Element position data
▬▬▬▬▬▬
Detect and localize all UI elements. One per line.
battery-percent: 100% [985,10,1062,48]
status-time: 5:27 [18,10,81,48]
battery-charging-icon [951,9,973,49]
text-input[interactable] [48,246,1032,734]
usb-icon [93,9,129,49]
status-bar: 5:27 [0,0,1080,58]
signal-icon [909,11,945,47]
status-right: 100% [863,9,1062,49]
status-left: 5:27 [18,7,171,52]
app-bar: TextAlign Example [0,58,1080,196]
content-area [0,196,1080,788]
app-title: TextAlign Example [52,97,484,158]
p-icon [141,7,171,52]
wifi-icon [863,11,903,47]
▬▬▬▬▬▬
◆ PROBLEM DETAILS
Write out every one of the lines above, character for character, with nothing changed.

◆ EXERCISE RESULT
Detect and localize all UI elements. One per line.
battery-percent: 100% [985,10,1062,48]
status-time: 5:27 [18,10,81,48]
battery-charging-icon [951,9,973,49]
text-input[interactable] [48,246,1032,734]
usb-icon [93,9,129,49]
status-bar: 5:27 [0,0,1080,58]
signal-icon [909,11,945,47]
status-right: 100% [863,9,1062,49]
status-left: 5:27 [18,7,171,52]
app-bar: TextAlign Example [0,58,1080,196]
content-area [0,196,1080,788]
app-title: TextAlign Example [52,97,484,158]
p-icon [141,7,171,52]
wifi-icon [863,11,903,47]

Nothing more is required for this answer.